- [Problem statement]: Wherever the word "text" appears in a line, extract that line.

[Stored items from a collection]

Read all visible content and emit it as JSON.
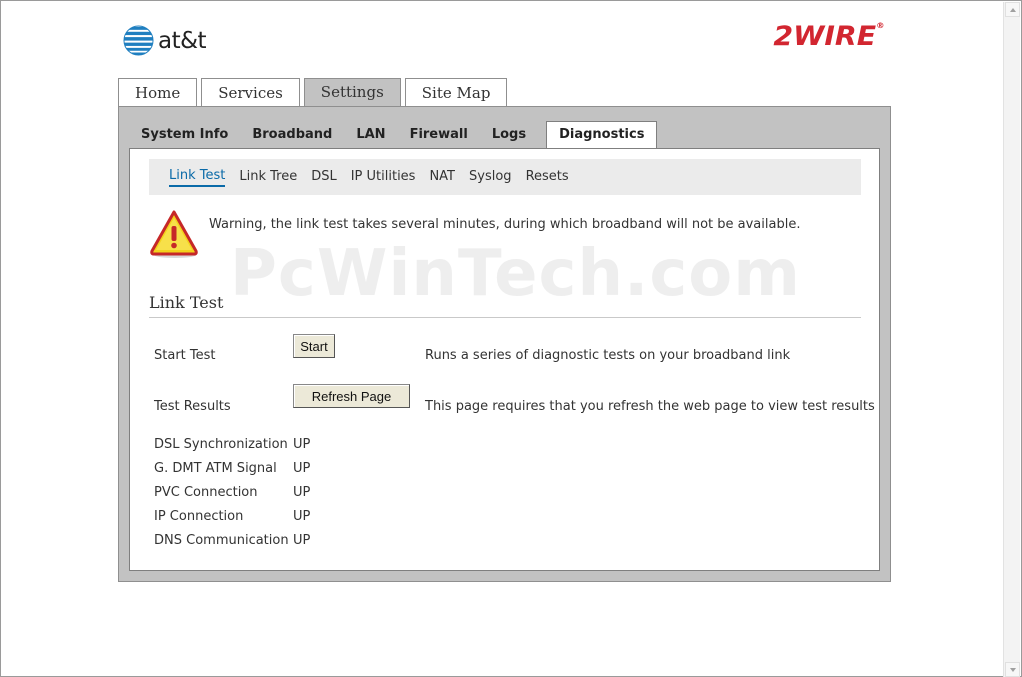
{
  "brand": {
    "att_label": "at&t",
    "wire_label": "2WIRE",
    "wire_mark": "®",
    "colors": {
      "wire_red": "#d22630",
      "att_blue": "#1f7fc0",
      "link_blue": "#0a6aa8",
      "panel_gray": "#c2c2c2"
    }
  },
  "main_tabs": [
    {
      "label": "Home"
    },
    {
      "label": "Services"
    },
    {
      "label": "Settings",
      "active": true
    },
    {
      "label": "Site Map"
    }
  ],
  "sub_tabs": [
    {
      "label": "System Info"
    },
    {
      "label": "Broadband"
    },
    {
      "label": "LAN"
    },
    {
      "label": "Firewall"
    },
    {
      "label": "Logs"
    },
    {
      "label": "Diagnostics",
      "active": true
    }
  ],
  "sub_nav": [
    {
      "label": "Link Test",
      "active": true
    },
    {
      "label": "Link Tree"
    },
    {
      "label": "DSL"
    },
    {
      "label": "IP Utilities"
    },
    {
      "label": "NAT"
    },
    {
      "label": "Syslog"
    },
    {
      "label": "Resets"
    }
  ],
  "warning": {
    "icon": "warning-icon",
    "text": "Warning, the link test takes several minutes, during which broadband will not be available."
  },
  "watermark": "PcWinTech.com",
  "link_test": {
    "title": "Link Test",
    "start": {
      "label": "Start Test",
      "button": "Start",
      "description": "Runs a series of diagnostic tests on your broadband link"
    },
    "results": {
      "label": "Test Results",
      "button": "Refresh Page",
      "description": "This page requires that you refresh the web page to view test results"
    },
    "statuses": [
      {
        "name": "DSL Synchronization",
        "value": "UP"
      },
      {
        "name": "G. DMT ATM Signal",
        "value": "UP"
      },
      {
        "name": "PVC Connection",
        "value": "UP"
      },
      {
        "name": "IP Connection",
        "value": "UP"
      },
      {
        "name": "DNS Communication",
        "value": "UP"
      }
    ]
  }
}
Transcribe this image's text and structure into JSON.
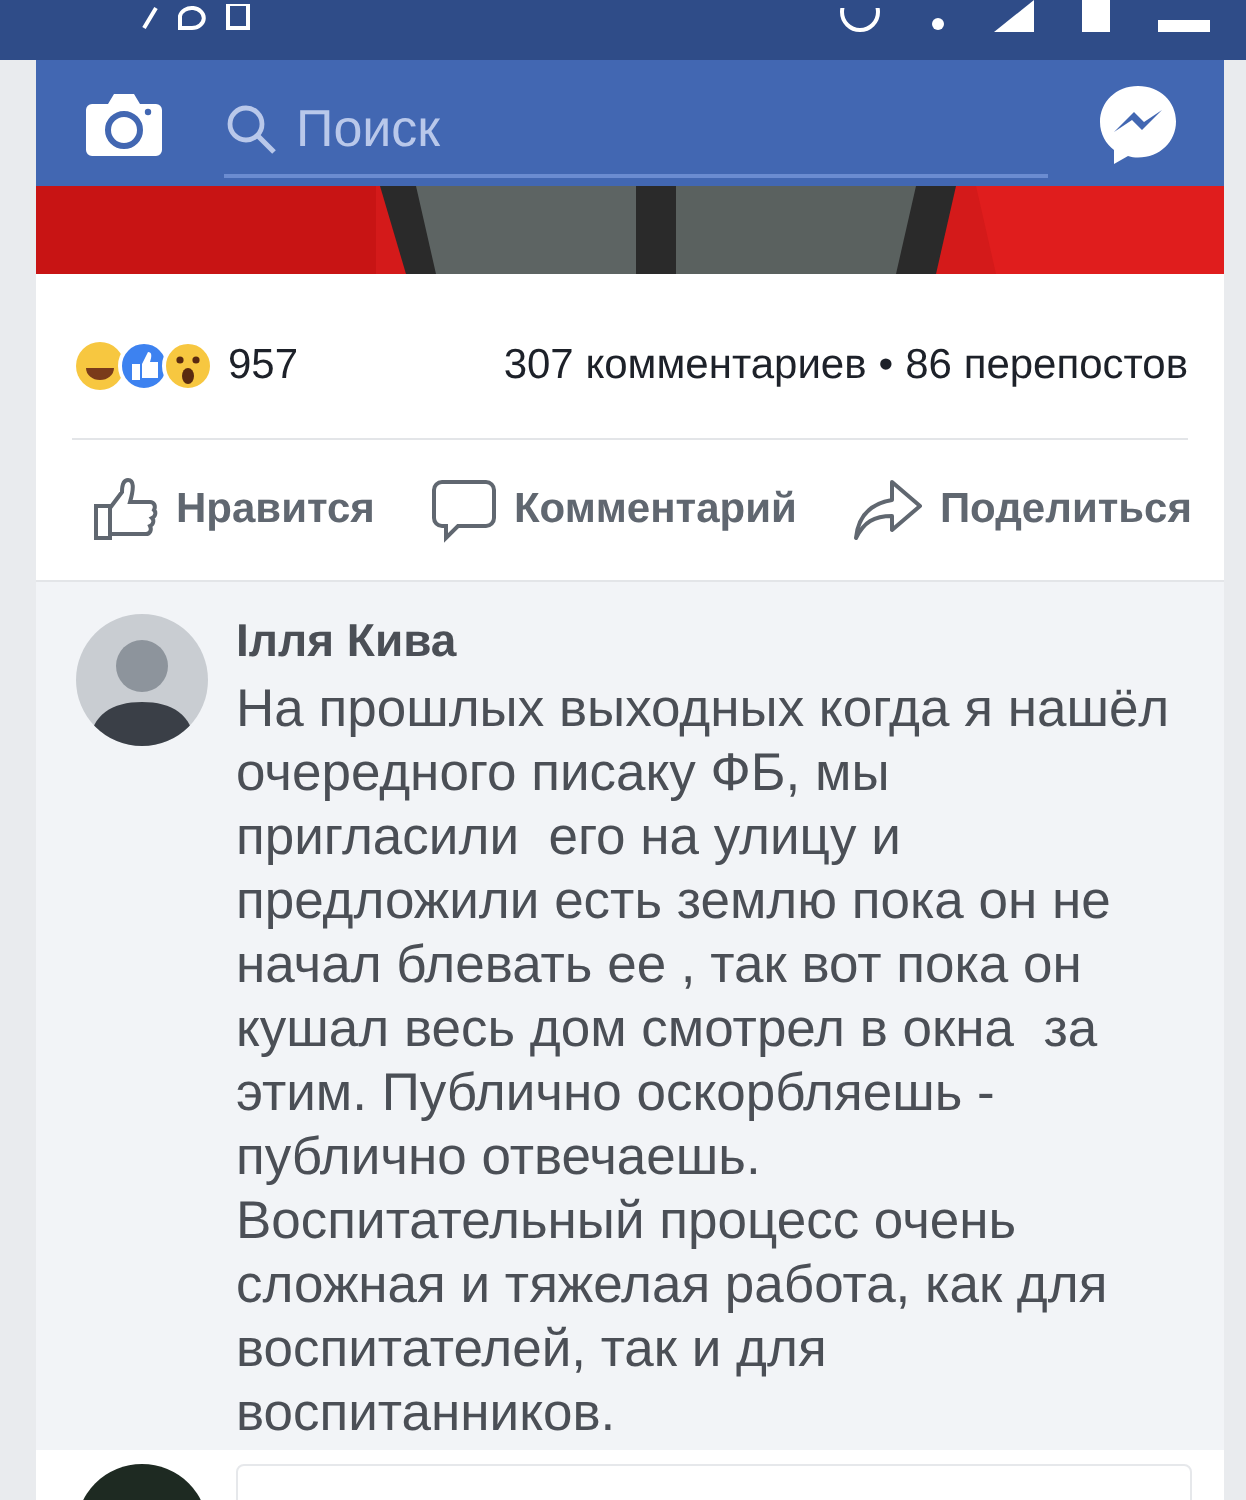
{
  "header": {
    "search": {
      "placeholder": "Поиск"
    }
  },
  "post": {
    "reactions": {
      "count": "957"
    },
    "comments_count": "307 комментариев",
    "separator": "•",
    "shares_count": "86 перепостов",
    "actions": [
      {
        "kind": "like",
        "label": "Нравится"
      },
      {
        "kind": "comment",
        "label": "Комментарий"
      },
      {
        "kind": "share",
        "label": "Поделиться"
      }
    ]
  },
  "comment": {
    "author": "Ілля Кива",
    "text": "На прошлых выходных когда я нашёл очередного писаку ФБ, мы пригласили  его на улицу и предложили есть землю пока он не начал блевать ее , так вот пока он кушал весь дом смотрел в окна  за этим. Публично оскорбляешь - публично отвечаешь. Воспитательный процесс очень сложная и тяжелая работа, как для воспитателей, так и для воспитанников."
  }
}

- [Answer]:
    "text": "Warning, the link test takes several minutes, during which broadband will not be available."
Transcribe this image's text and structure into JSON.
    "text": "На прошлых выходных когда я нашёл очередного писаку ФБ, мы пригласили  его на улицу и предложили есть землю пока он не начал блевать ее , так вот пока он кушал весь дом смотрел в окна  за этим. Публично оскорбляешь - публично отвечаешь. Воспитательный процесс очень сложная и тяжелая работа, как для воспитателей, так и для воспитанников."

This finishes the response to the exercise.